● TEXTE PROPOSÉ:
En ce temps-là, Jésus disait à ses disciples : « Si vous m’aimez, vous garderez mes commandements.
Moi, je prierai le Père, et il vous donnera un autre Défenseur qui sera pour toujours avec vous.
Si quelqu’un m’aime, il gardera ma parole ; mon Père l’aimera, nous viendrons vers lui et, chez lui, nous nous ferons une demeure.
Celui qui ne m’aime pas ne garde pas mes paroles. Or, la parole que vous entendez n’est pas de moi : elle est du Père, qui m’a envoyé.
Je vous parle ainsi, tant que je demeure avec vous ;
mais le Défenseur, l’Esprit Saint que le Père enverra en mon nom, lui, vous enseignera tout, et il vous fera souvenir de tout ce que je vous ai dit. »

COMMENTAIRE

Que serait la fête de Pâques sans la Pentecôte, sans le don de l’Esprit Saint ? Ce serait comme si les Apôtres, après la résurrection, étaient allés reconduire leur ami Jésus sur les berges de l’éternité, ce dernier les laissant seuls après quelques mots d’encouragement. Nous serions laissés à nous-mêmes. Mais il y a eu la Pentecôte, un événement capital dans l’histoire du salut et qui est inséparable de la fête de Pâques.

Avec la Pentecôte nous terminons la période liturgique que nous appelons le temps pascal. Cinquante jours pour accueillir la bonne nouvelle de Pâques. Cinquante jours pour tâcher de relire en Église, le chemin parcouru dans nos vies par cette lumière de feu jaillit du matin de la résurrection.

Au terme de ce temps pascal, l’Évangile ravive à notre mémoire la promesse faite par Jésus de nous donner l’Esprit Saint. Ce dernier est présenté comme un Défenseur, un Avocat, qui nous fera nous souvenir de tout ce que Jésus a enseigné, et qui fera entrer les disciples dans la Vérité, qui est de connaître le Père et son envoyé Jésus Christ. C’est là un aspect fondamental de la Pentecôte qui est de nous introduire dans cette connaissance intérieure du Christ, lui qui est désormais auprès du Père.

Mais il ne faudrait pas croire que ce don de l’Esprit Saint signifie une rupture entre Jésus et ses disciples, comme si ce dernier avait terminé sa tâche et qu’il pouvait tout bonnement rentrer dans l’oubli, car il y a dans ce don de l’Esprit Saint un don de Jésus lui-même, qui le rend encore plus proche de nous. Ne dit-il pas dans l’Évangile de ce jour : « Si quelqu’un m’aime, il restera fidèle à ma parole ; mon Père l’aimera, nous viendrons chez lui, nous irons demeurer auprès de lui ». C’est cette promesse de Jésus à ses disciples que vient accomplir la Pentecôte.

Quand Jésus parle du don de l’Esprit Saint, il le fait toujours en lien avec la vie intérieure des disciples. Il évoque une forme de connaissance nouvelle et plus profonde de qui est Dieu. L’Esprit de Vérité, dont parle Jésus, l’Esprit qui enseigne, et qui fait se souvenir le disciple des enseignements du Maître, cet Esprit poursuit en nous l’action du Christ enseignant, ou plus exactement, il permet au Christ ressuscité de poursuivre son enseignement en nous.

● CONSIGNE A: Résumez en deux phrases le texte sur la Pentecôte.
● CONSIGNE B: Dans le texte sur la Pentecôte, transformez en liste le paragraphe qui commence par « Avec la Pentecôte nous terminons » en gardant ses faits principaux.
● CONSIGNE C: Reprenez le commentaire sur la Pentecôte après sa dernière phrase et poursuivez-le.

● MATÉRIEL:
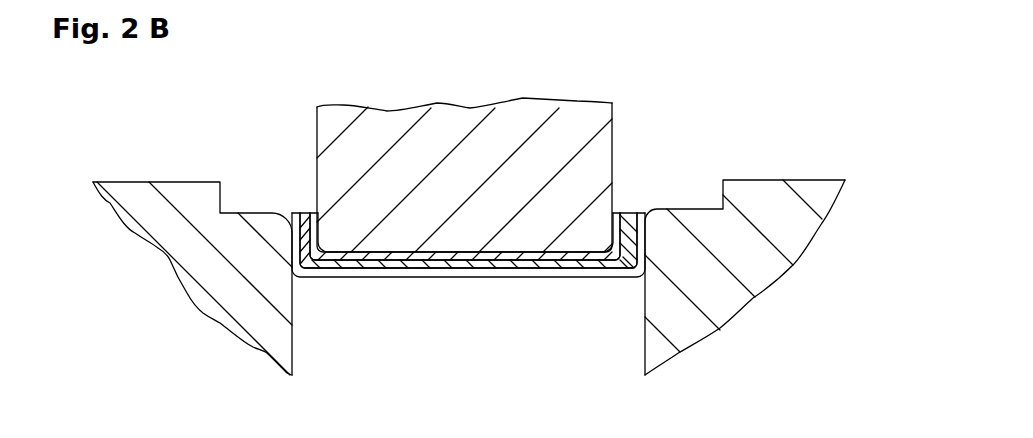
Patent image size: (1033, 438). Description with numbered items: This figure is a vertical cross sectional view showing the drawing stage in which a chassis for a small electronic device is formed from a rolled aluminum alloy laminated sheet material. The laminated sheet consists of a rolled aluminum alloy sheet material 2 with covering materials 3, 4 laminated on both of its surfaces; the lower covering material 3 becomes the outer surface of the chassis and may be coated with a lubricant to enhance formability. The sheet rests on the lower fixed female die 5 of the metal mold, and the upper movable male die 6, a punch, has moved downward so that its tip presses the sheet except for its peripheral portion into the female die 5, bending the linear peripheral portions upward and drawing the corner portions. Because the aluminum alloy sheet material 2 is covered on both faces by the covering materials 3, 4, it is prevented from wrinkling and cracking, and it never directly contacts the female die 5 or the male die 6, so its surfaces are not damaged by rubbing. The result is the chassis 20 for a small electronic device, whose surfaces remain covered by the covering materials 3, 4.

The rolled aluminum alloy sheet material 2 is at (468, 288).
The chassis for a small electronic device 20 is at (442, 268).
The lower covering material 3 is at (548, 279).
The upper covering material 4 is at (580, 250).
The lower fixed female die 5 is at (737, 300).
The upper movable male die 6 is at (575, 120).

* * *

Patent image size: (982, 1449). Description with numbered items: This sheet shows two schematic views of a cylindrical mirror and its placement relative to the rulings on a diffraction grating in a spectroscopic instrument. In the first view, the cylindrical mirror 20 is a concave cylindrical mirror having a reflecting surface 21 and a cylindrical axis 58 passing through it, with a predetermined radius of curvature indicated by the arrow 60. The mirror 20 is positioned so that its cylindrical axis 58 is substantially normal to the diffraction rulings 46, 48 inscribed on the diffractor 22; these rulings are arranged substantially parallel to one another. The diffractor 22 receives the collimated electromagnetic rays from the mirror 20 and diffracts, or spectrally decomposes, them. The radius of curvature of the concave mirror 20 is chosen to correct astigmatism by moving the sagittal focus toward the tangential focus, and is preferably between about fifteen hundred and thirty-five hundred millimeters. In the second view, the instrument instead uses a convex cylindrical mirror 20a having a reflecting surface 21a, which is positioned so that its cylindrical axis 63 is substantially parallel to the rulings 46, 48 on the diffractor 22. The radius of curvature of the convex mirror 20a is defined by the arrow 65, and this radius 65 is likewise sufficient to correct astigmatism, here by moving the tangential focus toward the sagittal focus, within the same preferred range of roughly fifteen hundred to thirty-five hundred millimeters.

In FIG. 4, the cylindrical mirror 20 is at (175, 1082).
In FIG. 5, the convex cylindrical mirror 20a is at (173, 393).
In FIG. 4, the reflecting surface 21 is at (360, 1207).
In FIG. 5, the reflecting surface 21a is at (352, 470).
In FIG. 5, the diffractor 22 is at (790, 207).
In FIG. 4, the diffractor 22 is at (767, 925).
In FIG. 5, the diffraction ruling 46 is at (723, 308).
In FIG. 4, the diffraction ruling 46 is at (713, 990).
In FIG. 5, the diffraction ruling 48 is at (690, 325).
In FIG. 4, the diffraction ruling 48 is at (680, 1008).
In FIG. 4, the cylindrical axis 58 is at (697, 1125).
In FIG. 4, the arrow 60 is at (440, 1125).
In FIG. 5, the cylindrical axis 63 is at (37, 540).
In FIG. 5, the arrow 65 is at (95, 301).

● RÉPONSE RÉDIGÉE A: Dans l'Évangile, Jésus promet à ses disciples que le Père leur donnera un Défenseur, l'Esprit Saint, qui leur enseignera tout et leur rappellera ce qu'il leur a dit. Le commentaire présente la Pentecôte, qui clôt le temps pascal, comme inséparable de Pâques : le don de l'Esprit ne marque pas une rupture avec Jésus mais le rend plus proche et lui permet de poursuivre son enseignement en nous.

● RÉPONSE RÉDIGÉE B:
- La Pentecôte termine la période liturgique appelée temps pascal.
- Ce temps dure cinquante jours pour accueillir la bonne nouvelle de Pâques.
- Ces cinquante jours servent à relire en Église le chemin parcouru dans nos vies par la lumière de la résurrection.

● RÉPONSE RÉDIGÉE C:
Avec la Pentecôte, le disciple devient une terre d’accueil à l’action et à la présence du Christ comme jamais auparavant, même plus que pour les Apôtres avant la résurrection. Il y a là une nouveauté sans précédent dans l’histoire spirituelle de l’humanité. De ce lieu historique et temporel où Dieu s’est révélé en Jésus-Christ il y a deux mille ans, jaillit une grâce surabondante pour les hommes et les femmes de tous les temps, de toutes races, langues, peuples et nations : le don de l’Esprit Saint qui étend au monde entier la mission de Jésus Christ !

Par ailleurs, le don de l’Esprit Saint ne pouvait être donné qu’après le départ de Jésus, une fois que son humanité serait allée au bout d’elle-même, entièrement offerte au Père, et entièrement reçu de Lui. C’est ce que vient attester la Résurrection de Jésus. Il est accueilli par le Père dans son offrande et c’est à partir de là que le Christ peut désormais habiter le cœur de ses disciples. Car sa mission ne s’achève pas avec son Ascension. Au contraire, le Christ désormais n’est plus confiné à un territoire géographique, à une époque, ou même aux limites d’un corps humain. Il peut désormais se donner à tous par le don de son Esprit, l’Esprit d’amour et de Vérité, qui nous rend capables d’aimer Dieu comme Jésus et avec lui.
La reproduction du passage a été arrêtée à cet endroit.